Stated task
Show every line below where "masło" can be found.

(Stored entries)
══════
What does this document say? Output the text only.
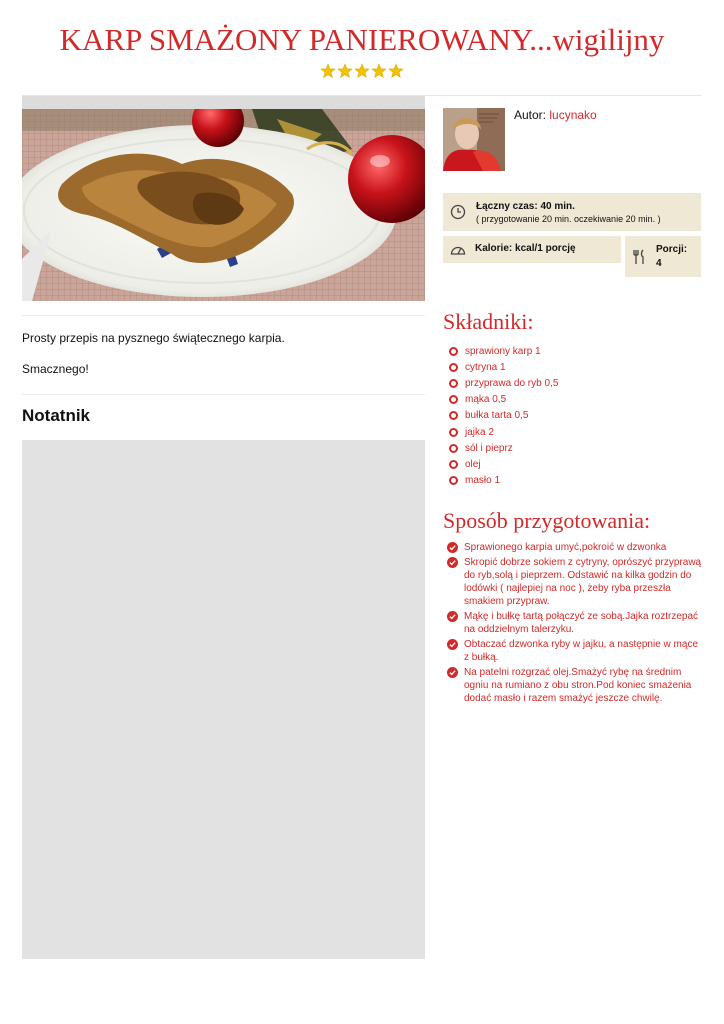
KARP SMAŻONY PANIEROWANY...wigilijny

Prosty przepis na pysznego świątecznego karpia.

Smacznego!

Notatnik
Autor: lucynako
Łączny czas: 40 min.
( przygotowanie 20 min. oczekiwanie 20 min. )
Kalorie: kcal/1 porcję	Porcji:
4
Składniki:
sprawiony karp 1
cytryna 1
przyprawa do ryb 0,5
mąka 0,5
bułka tarta 0,5
jajka 2
sól i pieprz
olej
masło 1
Sposób przygotowania:
Sprawionego karpia umyć,pokroić w dzwonka
Skropić dobrze sokiem z cytryny, oprószyć przyprawą do ryb,solą i pieprzem. Odstawić na kilka godzin do lodówki ( najlepiej na noc ), żeby ryba przeszła smakiem przypraw.
Mąkę i bułkę tartą połączyć ze sobą.Jajka roztrzepać na oddzielnym talerzyku.
Obtaczać dzwonka ryby w jajku, a następnie w mące z bułką.
Na patelni rozgrzać olej.Smażyć rybę na średnim ogniu na rumiano z obu stron.Pod koniec smażenia dodać masło i razem smażyć jeszcze chwilę.
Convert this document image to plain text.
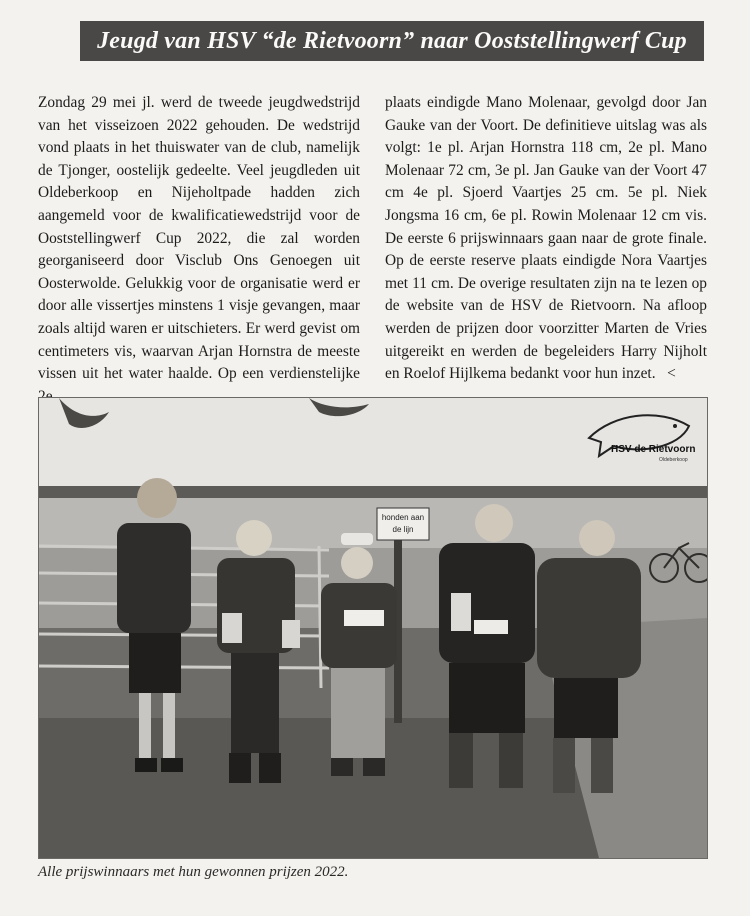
Jeugd van HSV “de Rietvoorn” naar Ooststellingwerf Cup

Zondag 29 mei jl. werd de tweede jeugdwedstrijd van het visseizoen 2022 gehouden. De wedstrijd vond plaats in het thuiswater van de club, namelijk de Tjonger, oostelijk gedeelte. Veel jeugdleden uit Oldeberkoop en Nijeholtpade hadden zich aangemeld voor de kwalificatiewedstrijd voor de Ooststellingwerf Cup 2022, die zal worden georganiseerd door Visclub Ons Genoegen uit Oosterwolde. Gelukkig voor de organisatie werd er door alle vissertjes minstens 1 visje gevangen, maar zoals altijd waren er uitschieters. Er werd gevist om centimeters vis, waarvan Arjan Hornstra de meeste vissen uit het water haalde. Op een verdienstelijke

plaats eindigde Mano Molenaar, gevolgd door Jan Gauke van der Voort. De definitieve uitslag was als volgt: 1e pl. Arjan Hornstra 118 cm, 2e pl. Mano Molenaar 72 cm, 3e pl. Jan Gauke van der Voort 47 cm 4e pl. Sjoerd Vaartjes 25 cm. 5e pl. Niek Jongsma 16 cm, 6e pl. Rowin Molenaar 12 cm vis. De eerste 6 prijswinnaars gaan naar de grote finale. Op de eerste reserve plaats eindigde Nora Vaartjes met 11 cm. De overige resultaten zijn na te lezen op de website van de HSV de Rietvoorn. Na afloop werden de prijzen door voorzitter Marten de Vries uitgereikt en werden de begeleiders Harry Nijholt en Roelof Hijlkema bedankt voor hun inzet. <

honden aan
de lijn
HSV de Rietvoorn
Oldeberkoop
Alle prijswinnaars met hun gewonnen prijzen 2022.
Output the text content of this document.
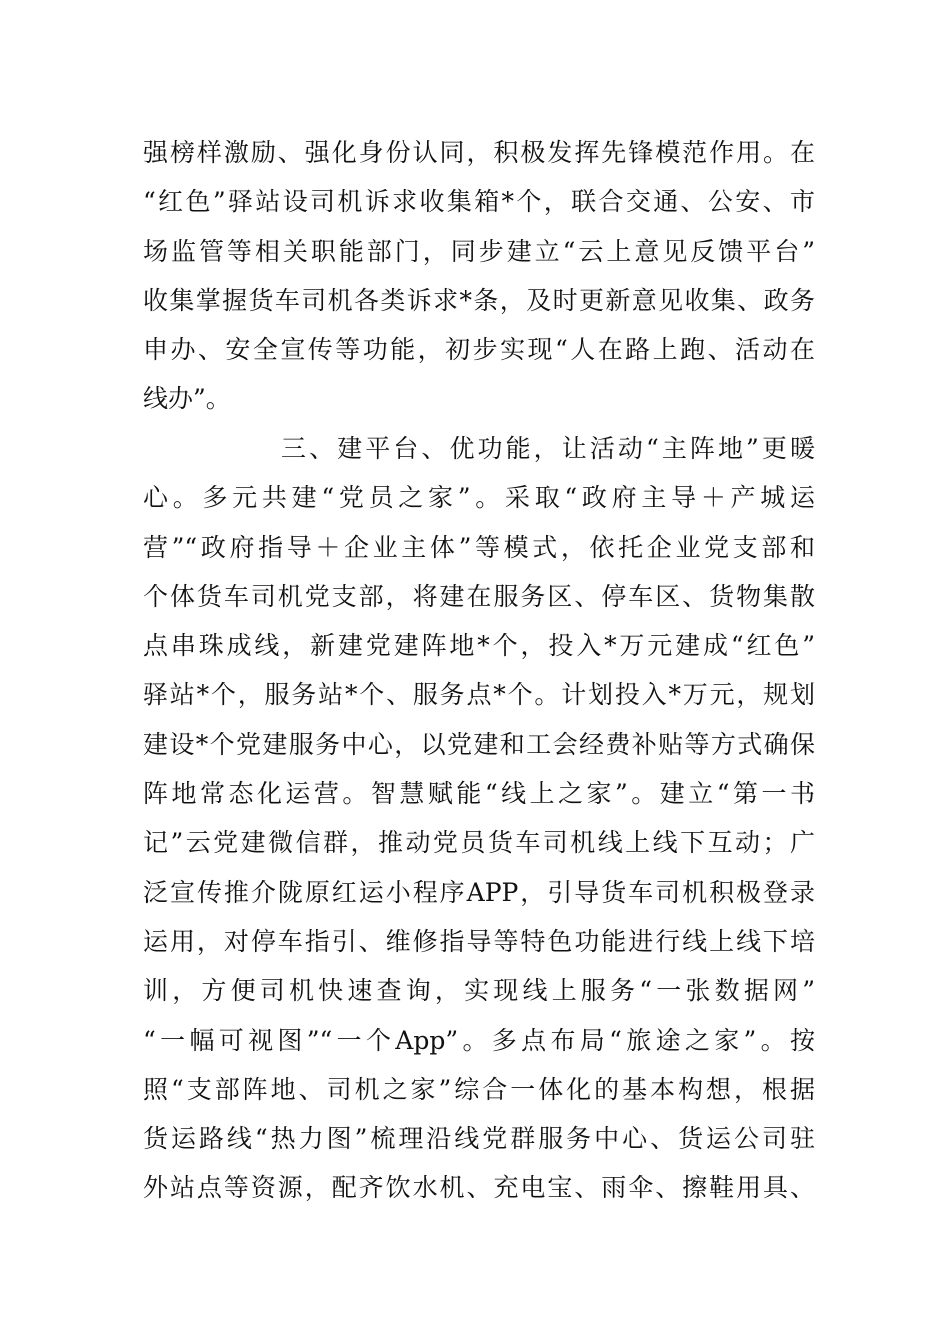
强榜样激励、强化身份认同，积极发挥先锋模范作用。在
“红色”驿站设司机诉求收集箱*个，联合交通、公安、市
场监管等相关职能部门，同步建立“云上意见反馈平台”
收集掌握货车司机各类诉求*条，及时更新意见收集、政务
申办、安全宣传等功能，初步实现“人在路上跑、活动在
线办”。
三、建平台、优功能，让活动“主阵地”更暖
心。多元共建“党员之家”。采取“政府主导＋产城运
营”“政府指导＋企业主体”等模式，依托企业党支部和
个体货车司机党支部，将建在服务区、停车区、货物集散
点串珠成线，新建党建阵地*个，投入*万元建成“红色”
驿站*个，服务站*个、服务点*个。计划投入*万元，规划
建设*个党建服务中心，以党建和工会经费补贴等方式确保
阵地常态化运营。智慧赋能“线上之家”。建立“第一书
记”云党建微信群，推动党员货车司机线上线下互动；广
泛宣传推介陇原红运小程序APP，引导货车司机积极登录
运用，对停车指引、维修指导等特色功能进行线上线下培
训，方便司机快速查询，实现线上服务“一张数据网”
“一幅可视图”“一个App”。多点布局“旅途之家”。按
照“支部阵地、司机之家”综合一体化的基本构想，根据
货运路线“热力图”梳理沿线党群服务中心、货运公司驻
外站点等资源，配齐饮水机、充电宝、雨伞、擦鞋用具、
══════
Final result
masło 1
Na patelni rozgrzać olej.Smażyć rybę na średnim ogniu na rumiano z obu stron.Pod koniec smażenia dodać masło i razem smażyć jeszcze chwilę.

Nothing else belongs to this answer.